Goal:
In the article about Rebound Owen Sound, where was the Wednesday, May 24 event held?
━━ Document excerpt
Rebound Owen Sound gathers to share a how-to guide on community engagement. |
Rebound Owen Sound is on a mission of renewal and invigoration.
They'd like to see our community not only as viable, for the entire population, but desirable – a community of hearts and minds, much more than ghettos and lines.
Navigating that change is a challenge, there are shoals to get hung upon, and swirling eddies of confusion. That challenge is often a barrier to civic participation, even at its most basic level – calling city hall to get something fixed on your street, or wondering how to find neighbours also interested in making things better and then finding the resources to help build your vision.
Rebound's been thinking about that, and they invited three engaged community leaders to help rewrite the map Wednesday, May 24, at the Harmony Centre in Owen Sound.
A video of the event can be found here.
━━━━
━━ Material supplied
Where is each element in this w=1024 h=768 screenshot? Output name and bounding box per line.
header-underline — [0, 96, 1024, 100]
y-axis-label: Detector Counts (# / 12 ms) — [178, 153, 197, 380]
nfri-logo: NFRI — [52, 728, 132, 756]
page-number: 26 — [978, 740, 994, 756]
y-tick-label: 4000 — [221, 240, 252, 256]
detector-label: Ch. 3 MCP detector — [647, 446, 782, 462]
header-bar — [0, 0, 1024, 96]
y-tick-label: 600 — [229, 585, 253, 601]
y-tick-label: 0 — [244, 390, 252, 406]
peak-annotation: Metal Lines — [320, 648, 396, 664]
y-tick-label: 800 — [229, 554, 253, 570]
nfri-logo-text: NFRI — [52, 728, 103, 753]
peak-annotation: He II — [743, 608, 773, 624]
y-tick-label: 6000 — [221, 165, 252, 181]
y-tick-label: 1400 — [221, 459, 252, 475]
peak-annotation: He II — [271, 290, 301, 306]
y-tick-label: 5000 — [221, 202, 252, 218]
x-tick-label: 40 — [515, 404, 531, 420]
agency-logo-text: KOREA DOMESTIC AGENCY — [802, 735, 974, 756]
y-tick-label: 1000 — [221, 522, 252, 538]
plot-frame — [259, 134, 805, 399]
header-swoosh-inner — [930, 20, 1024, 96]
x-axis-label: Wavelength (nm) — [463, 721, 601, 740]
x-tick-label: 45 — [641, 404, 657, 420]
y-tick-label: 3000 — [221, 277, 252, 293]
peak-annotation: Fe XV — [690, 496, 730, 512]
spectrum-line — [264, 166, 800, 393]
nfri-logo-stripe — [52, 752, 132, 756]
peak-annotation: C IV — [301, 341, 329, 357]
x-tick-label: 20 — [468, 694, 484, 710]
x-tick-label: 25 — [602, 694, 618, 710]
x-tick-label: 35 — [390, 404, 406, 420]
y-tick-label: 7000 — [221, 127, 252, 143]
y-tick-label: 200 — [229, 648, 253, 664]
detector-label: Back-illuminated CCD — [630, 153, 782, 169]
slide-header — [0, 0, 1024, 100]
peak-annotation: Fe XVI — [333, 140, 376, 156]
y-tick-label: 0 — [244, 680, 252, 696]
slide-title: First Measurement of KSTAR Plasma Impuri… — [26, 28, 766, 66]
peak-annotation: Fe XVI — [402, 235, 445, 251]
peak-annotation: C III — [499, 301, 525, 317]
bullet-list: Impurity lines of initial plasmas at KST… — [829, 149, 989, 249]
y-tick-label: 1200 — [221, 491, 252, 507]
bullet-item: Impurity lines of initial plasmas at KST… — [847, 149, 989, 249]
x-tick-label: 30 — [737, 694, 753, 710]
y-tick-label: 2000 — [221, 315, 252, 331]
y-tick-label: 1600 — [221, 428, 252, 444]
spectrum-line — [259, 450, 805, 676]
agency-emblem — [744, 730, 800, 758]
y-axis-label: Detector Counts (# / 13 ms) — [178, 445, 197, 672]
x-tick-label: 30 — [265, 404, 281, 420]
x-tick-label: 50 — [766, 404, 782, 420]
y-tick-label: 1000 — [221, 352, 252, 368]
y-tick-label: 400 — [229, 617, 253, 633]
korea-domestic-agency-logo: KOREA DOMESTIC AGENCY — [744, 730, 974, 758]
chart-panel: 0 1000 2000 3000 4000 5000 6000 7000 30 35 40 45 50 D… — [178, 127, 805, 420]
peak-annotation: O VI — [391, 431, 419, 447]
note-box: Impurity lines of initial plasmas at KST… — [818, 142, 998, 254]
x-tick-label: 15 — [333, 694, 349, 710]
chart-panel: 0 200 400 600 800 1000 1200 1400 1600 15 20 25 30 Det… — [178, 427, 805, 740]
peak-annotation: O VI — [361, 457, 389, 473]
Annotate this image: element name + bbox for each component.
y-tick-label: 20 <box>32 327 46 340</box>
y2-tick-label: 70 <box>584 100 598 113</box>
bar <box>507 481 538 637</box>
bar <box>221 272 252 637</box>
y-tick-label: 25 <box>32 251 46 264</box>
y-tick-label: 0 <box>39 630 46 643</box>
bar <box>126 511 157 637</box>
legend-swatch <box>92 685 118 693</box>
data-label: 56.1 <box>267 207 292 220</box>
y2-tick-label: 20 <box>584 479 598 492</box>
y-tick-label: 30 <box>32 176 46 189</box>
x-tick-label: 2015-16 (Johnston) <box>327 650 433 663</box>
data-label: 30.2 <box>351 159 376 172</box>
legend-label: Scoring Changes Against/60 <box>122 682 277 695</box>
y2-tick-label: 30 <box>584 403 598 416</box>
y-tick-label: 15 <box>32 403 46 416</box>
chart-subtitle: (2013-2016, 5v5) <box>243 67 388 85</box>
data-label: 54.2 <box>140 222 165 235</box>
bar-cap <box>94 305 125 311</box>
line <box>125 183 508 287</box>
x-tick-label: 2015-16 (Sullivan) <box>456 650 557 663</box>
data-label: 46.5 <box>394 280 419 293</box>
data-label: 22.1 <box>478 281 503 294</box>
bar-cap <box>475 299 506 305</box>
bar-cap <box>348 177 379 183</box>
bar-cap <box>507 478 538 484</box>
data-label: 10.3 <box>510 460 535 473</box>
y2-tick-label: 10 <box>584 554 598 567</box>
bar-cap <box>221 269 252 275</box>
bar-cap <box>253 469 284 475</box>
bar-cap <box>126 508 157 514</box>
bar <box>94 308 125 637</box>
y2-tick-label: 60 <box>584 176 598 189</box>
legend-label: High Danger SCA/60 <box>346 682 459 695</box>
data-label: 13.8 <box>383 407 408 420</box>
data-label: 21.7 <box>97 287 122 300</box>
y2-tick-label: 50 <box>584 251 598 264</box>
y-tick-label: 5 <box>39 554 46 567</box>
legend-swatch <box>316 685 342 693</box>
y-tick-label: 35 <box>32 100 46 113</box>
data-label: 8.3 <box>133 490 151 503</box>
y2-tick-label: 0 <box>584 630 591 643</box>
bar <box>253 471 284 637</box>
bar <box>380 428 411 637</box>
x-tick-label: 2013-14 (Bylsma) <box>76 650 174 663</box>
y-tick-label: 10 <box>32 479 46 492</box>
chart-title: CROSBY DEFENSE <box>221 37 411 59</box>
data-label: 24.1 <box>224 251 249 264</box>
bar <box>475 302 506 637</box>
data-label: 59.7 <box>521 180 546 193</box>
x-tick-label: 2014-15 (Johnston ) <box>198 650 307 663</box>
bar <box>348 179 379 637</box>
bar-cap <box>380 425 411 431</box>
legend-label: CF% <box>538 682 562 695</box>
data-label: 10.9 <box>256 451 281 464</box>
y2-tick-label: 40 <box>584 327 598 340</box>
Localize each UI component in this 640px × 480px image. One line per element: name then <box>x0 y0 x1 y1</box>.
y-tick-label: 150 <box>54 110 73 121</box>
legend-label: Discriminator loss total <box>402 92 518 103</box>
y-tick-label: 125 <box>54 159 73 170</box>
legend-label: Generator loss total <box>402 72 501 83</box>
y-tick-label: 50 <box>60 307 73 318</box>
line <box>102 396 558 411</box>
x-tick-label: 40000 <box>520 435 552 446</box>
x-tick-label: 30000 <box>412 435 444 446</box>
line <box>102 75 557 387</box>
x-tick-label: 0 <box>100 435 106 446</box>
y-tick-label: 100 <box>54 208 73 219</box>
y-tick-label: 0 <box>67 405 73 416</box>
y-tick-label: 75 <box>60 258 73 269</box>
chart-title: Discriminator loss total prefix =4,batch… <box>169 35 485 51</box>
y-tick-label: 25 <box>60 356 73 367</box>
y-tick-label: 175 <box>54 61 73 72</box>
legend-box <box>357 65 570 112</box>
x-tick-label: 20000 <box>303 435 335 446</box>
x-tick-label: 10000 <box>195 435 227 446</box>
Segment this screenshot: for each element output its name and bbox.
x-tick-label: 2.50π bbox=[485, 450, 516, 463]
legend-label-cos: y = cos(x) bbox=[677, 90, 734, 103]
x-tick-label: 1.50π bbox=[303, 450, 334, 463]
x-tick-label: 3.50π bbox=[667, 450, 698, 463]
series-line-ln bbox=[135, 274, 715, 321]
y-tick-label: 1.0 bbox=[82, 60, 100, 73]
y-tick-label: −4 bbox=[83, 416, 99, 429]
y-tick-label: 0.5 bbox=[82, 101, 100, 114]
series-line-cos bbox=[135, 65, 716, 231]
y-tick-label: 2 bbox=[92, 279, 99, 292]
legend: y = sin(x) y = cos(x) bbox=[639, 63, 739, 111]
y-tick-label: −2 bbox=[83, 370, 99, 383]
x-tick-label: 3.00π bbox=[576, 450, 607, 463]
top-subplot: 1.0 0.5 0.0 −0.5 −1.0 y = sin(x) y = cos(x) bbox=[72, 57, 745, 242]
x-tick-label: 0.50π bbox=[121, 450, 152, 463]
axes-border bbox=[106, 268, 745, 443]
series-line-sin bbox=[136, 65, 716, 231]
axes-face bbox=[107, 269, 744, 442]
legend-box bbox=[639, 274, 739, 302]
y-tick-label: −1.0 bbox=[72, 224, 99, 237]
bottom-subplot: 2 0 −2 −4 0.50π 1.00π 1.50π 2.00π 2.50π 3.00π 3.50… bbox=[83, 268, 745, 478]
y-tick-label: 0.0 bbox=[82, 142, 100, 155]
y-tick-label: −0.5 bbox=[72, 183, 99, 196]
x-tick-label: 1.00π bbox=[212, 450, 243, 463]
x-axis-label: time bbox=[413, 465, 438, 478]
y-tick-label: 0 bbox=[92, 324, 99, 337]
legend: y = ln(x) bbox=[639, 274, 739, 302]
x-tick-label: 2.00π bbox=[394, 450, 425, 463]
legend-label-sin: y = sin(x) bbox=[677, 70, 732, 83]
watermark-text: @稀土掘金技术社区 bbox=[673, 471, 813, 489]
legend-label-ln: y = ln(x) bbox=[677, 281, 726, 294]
━━━━
Finished exercise:
At the Harmony Centre in Owen Sound.